Selected text -
Perhaps not coincidentally, the bill I submitted to Parliament in my capacity as Minister of Justice became the first component of a bailout package for foreign currency or foreign-exchange (“forex”) loan holders.
The Government was faced with the challenge of coming up with a legislative solution for a problem more than a decade old, initially economic and legal in nature, but which over time swelled into a massive social predicament.
Let us look at how the problem arose in the first place. The first Orbán cabinet (1998–2002) treated new housing construction as a top priority. A President of the United States once described home ownership as part of the American Dream. Well, it certainly is part of the Hungarian Dream as well, part of everyone’s dream in fact. To help turn this dream into reality, a series of loan products subsidised by the state were made available to a wide range of eligible applicants. The stimulation of demand triggered a boom in the real estate market, and prices began to climb. As the home building sector of the construction industry had remained predominantly in Hungarian ownership, the gains were funnelled back into the domestic economy. The left-wing political opposition of the day attacked the scheme as socially callous, arguing that it benefited well-to-do families selectively, and pledged in its election campaign to introduce a needs- based system of housing subsidisation instead.
The Socialist Medgyessy cabinet, which took office in 2002, wasted no time in tightening subsidised loan conditions by lowering the ceiling of subsidised amounts and stipulating the demonstration of financial need as an eligibility condition. By so doing, the government put an end to the stimulation of the market, and spent the savings earned by effectively abolishing interest subsidisation on financing its own policy objectives, such as wage hikes for public servants. From this point on, long-term residential lending virtually came to a halt, and home seekers began to look for alternative solutions. This period saw the emergence of forex loans, i.e. various types of loans denominated in foreign currency. These contracts became ubiquitous between 2006 and 2008. Loans taken out in the latter year alone amounted to nearly HUF 2 000 billion (around 6.5 billion euros at today’s exchange rate), or nearly 7.5 per cent of the gross domestic product (GDP), while the forex indebtedness of households hovered around 14 per cent of the GDP. (The same ratio is a fraction of this figure in the Czech Republic and Slovakia, even Poland has a significantly lower rate than Hungary.(2) The vast majority of consumer forex loans were taken out in Swiss francs (80%), followed by euros (17%) and yen (3%). No less than 62 per cent of all loans signed in the household sector were denominated in a foreign currency.(3)

Problem - Rewrite the passage on Hungary's foreign-currency loans from "The Government was" to "massive social predicament.", putting "crisis" in place of "predicament".

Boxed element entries
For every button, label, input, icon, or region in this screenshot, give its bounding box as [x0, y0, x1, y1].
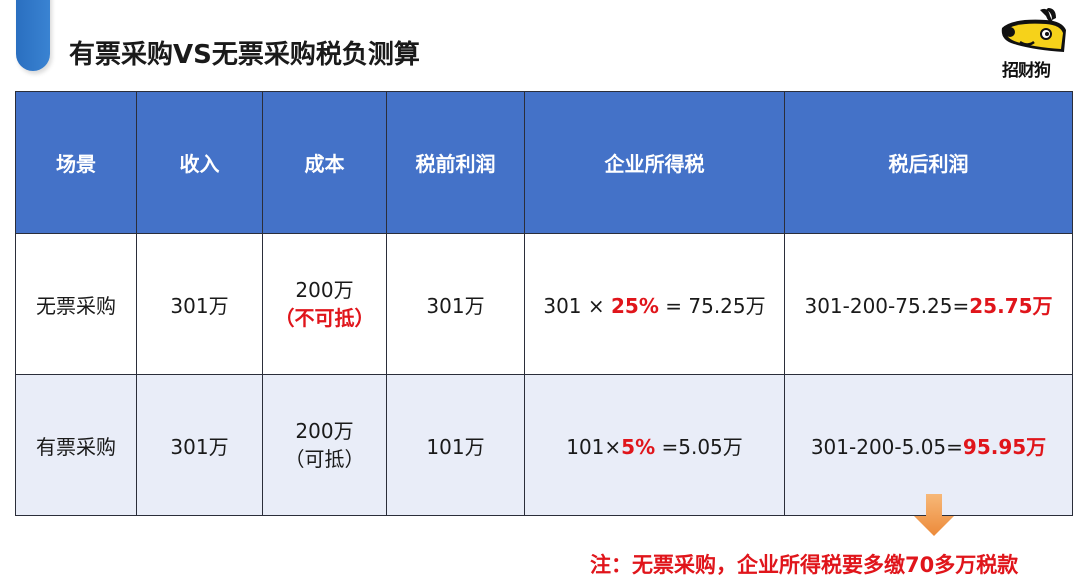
cell-after-tax-profit: 301-200-5.05=95.95万 — [784, 374, 1073, 516]
cell-income: 301万 — [136, 374, 263, 516]
table-row-no-invoice: 无票采购 301万 200万 （不可抵） 301万 301 × 25% = 75… — [15, 233, 1073, 375]
cost-value: 200万 — [295, 419, 354, 443]
cell-income: 301万 — [136, 233, 263, 375]
column-header-corporate-income-tax: 企业所得税 — [524, 91, 785, 234]
column-header-after-tax-profit: 税后利润 — [784, 91, 1073, 234]
column-header-income: 收入 — [136, 91, 263, 234]
cell-pretax-profit: 101万 — [386, 374, 525, 516]
cit-suffix: =5.05万 — [655, 434, 743, 459]
cit-prefix: 101× — [566, 434, 622, 459]
cit-suffix: = 75.25万 — [658, 293, 766, 318]
table-header-row: 场景 收入 成本 税前利润 企业所得税 税后利润 — [15, 91, 1073, 234]
tax-comparison-table: 场景 收入 成本 税前利润 企业所得税 税后利润 无票采购 301万 200万 … — [15, 91, 1073, 516]
cit-rate: 25% — [611, 293, 659, 318]
cit-rate: 5% — [621, 434, 656, 459]
cost-note: （可抵） — [284, 447, 365, 471]
cell-after-tax-profit: 301-200-75.25=25.75万 — [784, 233, 1073, 375]
cell-scenario: 无票采购 — [15, 233, 137, 375]
table-row-with-invoice: 有票采购 301万 200万 （可抵） 101万 101×5% =5.05万 3… — [15, 374, 1073, 516]
down-arrow-icon — [914, 494, 954, 536]
cell-cost: 200万 （不可抵） — [262, 233, 387, 375]
after-tax-formula: 301-200-5.05= — [810, 434, 963, 459]
after-tax-result: 25.75万 — [969, 293, 1053, 318]
after-tax-result: 95.95万 — [962, 434, 1047, 459]
cost-note: （不可抵） — [274, 306, 375, 330]
column-header-scenario: 场景 — [15, 91, 137, 234]
logo-text: 招财狗 — [1002, 61, 1051, 81]
cit-prefix: 301 × — [543, 293, 612, 318]
cell-pretax-profit: 301万 — [386, 233, 525, 375]
cell-cost: 200万 （可抵） — [262, 374, 387, 516]
column-header-pretax-profit: 税前利润 — [386, 91, 525, 234]
after-tax-formula: 301-200-75.25= — [804, 293, 970, 318]
column-header-cost: 成本 — [262, 91, 387, 234]
cell-corporate-income-tax: 101×5% =5.05万 — [524, 374, 785, 516]
cell-scenario: 有票采购 — [15, 374, 137, 516]
cost-value: 200万 — [295, 278, 354, 302]
yellow-dog-logo-icon — [1001, 8, 1066, 52]
footnote: 注：无票采购，企业所得税要多缴70多万税款 — [590, 553, 1019, 577]
page-title: 有票采购VS无票采购税负测算 — [69, 40, 420, 70]
title-accent-bar — [16, 0, 50, 71]
cell-corporate-income-tax: 301 × 25% = 75.25万 — [524, 233, 785, 375]
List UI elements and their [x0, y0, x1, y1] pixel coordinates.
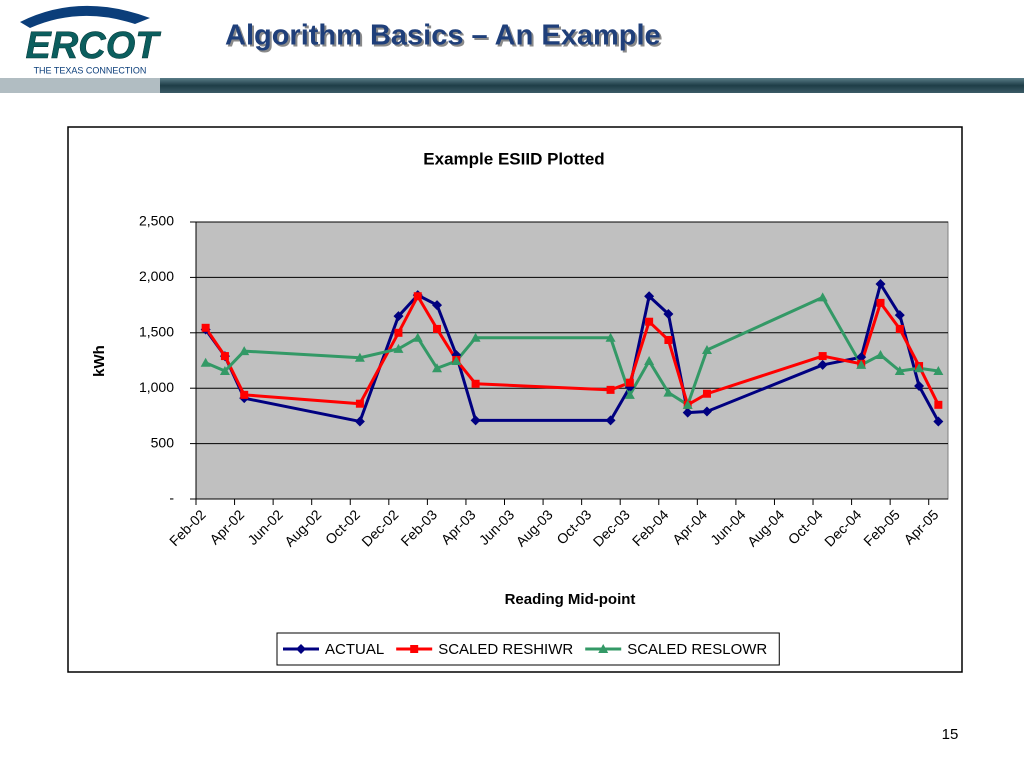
data-point: [354, 416, 365, 427]
legend-label: ACTUAL: [325, 641, 384, 658]
data-point: [663, 308, 674, 319]
plot-area: [195, 221, 949, 500]
data-point: [894, 310, 905, 321]
data-point: [201, 323, 210, 332]
y-tick-label: -: [169, 490, 174, 506]
y-tick-label: 2,000: [139, 268, 174, 284]
y-tick-label: 1,500: [139, 324, 174, 340]
data-point: [818, 352, 827, 361]
y-tick-label: 1,000: [139, 379, 174, 395]
data-point: [220, 352, 229, 361]
data-point: [605, 332, 616, 342]
logo-text: ERCOT: [26, 25, 162, 67]
data-point: [701, 344, 712, 354]
data-point: [644, 356, 655, 366]
data-point: [817, 292, 828, 302]
data-point: [240, 390, 249, 399]
data-point: [354, 352, 365, 362]
data-point: [682, 399, 693, 409]
data-point: [702, 389, 711, 398]
data-point: [471, 379, 480, 388]
y-tick-label: 500: [151, 434, 175, 450]
header-bar: [160, 78, 1024, 93]
data-point: [355, 399, 364, 408]
data-point: [933, 366, 944, 376]
data-point: [393, 311, 404, 322]
data-point: [606, 385, 615, 394]
data-point: [664, 336, 673, 345]
data-point: [605, 415, 616, 426]
data-point: [393, 343, 404, 353]
data-point: [817, 359, 828, 370]
legend: ACTUAL SCALED RESHIWR SCALED RESLOWR: [276, 632, 780, 666]
data-point: [875, 349, 886, 359]
x-axis-title: Reading Mid-point: [505, 591, 636, 608]
data-point: [644, 291, 655, 302]
logo-swoosh: [20, 5, 150, 28]
y-axis-title: kWh: [91, 345, 108, 377]
data-point: [701, 406, 712, 417]
data-point: [394, 328, 403, 337]
data-point: [663, 387, 674, 397]
data-point: [934, 400, 943, 409]
data-point: [894, 366, 905, 376]
legend-label: SCALED RESLOWR: [627, 641, 767, 658]
data-point: [856, 359, 867, 369]
data-point: [876, 298, 885, 307]
legend-box: [276, 632, 780, 666]
header-bar-left: [0, 78, 160, 93]
data-point: [413, 292, 422, 301]
data-point: [412, 332, 423, 342]
data-point: [933, 416, 944, 427]
y-tick-label: 2,500: [139, 213, 174, 229]
data-point: [432, 300, 443, 311]
title-shadow: Algorithm Basics – An Example: [227, 22, 663, 54]
data-point: [625, 378, 634, 387]
data-point: [895, 324, 904, 333]
data-point: [470, 332, 481, 342]
slide-title: Algorithm Basics – An Example: [225, 20, 661, 52]
legend-label: SCALED RESHIWR: [438, 641, 573, 658]
data-point: [451, 356, 462, 366]
data-point: [645, 317, 654, 326]
data-point: [914, 380, 925, 391]
data-point: [856, 352, 867, 363]
data-point: [624, 389, 635, 399]
data-point: [682, 407, 693, 418]
data-point: [433, 324, 442, 333]
data-point: [219, 366, 230, 376]
logo-tagline: THE TEXAS CONNECTION: [34, 65, 147, 75]
data-point: [432, 363, 443, 373]
data-point: [914, 363, 925, 373]
legend-marker: [296, 644, 306, 654]
logo: ERCOT THE TEXAS CONNECTION: [20, 5, 162, 75]
page-number: 15: [942, 726, 959, 743]
data-point: [470, 415, 481, 426]
data-point: [875, 279, 886, 290]
chart-title: Example ESIID Plotted: [423, 149, 604, 168]
data-point: [200, 357, 211, 367]
legend-marker: [410, 645, 419, 653]
data-point: [239, 346, 250, 356]
legend-marker: [598, 644, 609, 653]
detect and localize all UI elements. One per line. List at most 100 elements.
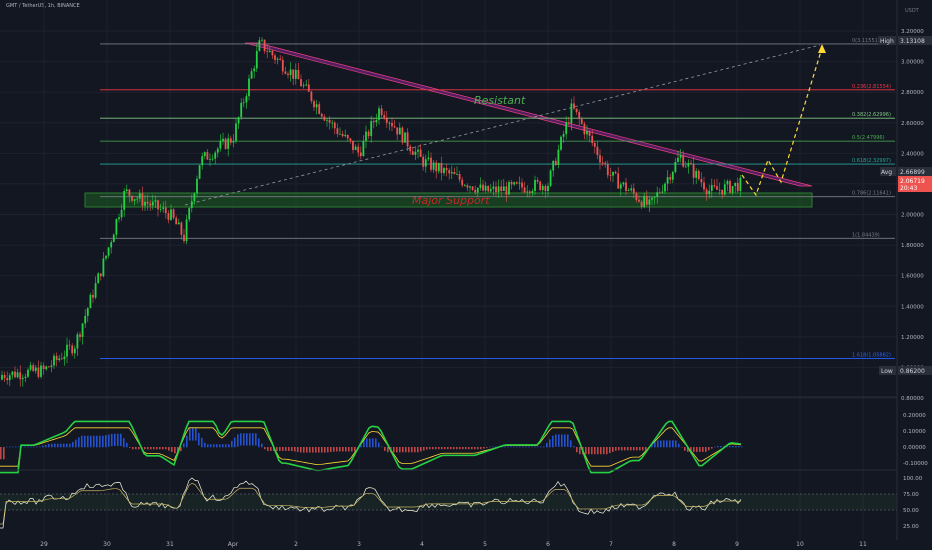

Response to this exercise -
The Government was faced with the challenge of coming up with a legislative solution for a problem more than a decade old, initially economic and legal in nature, but which over time swelled into a massive social crisis.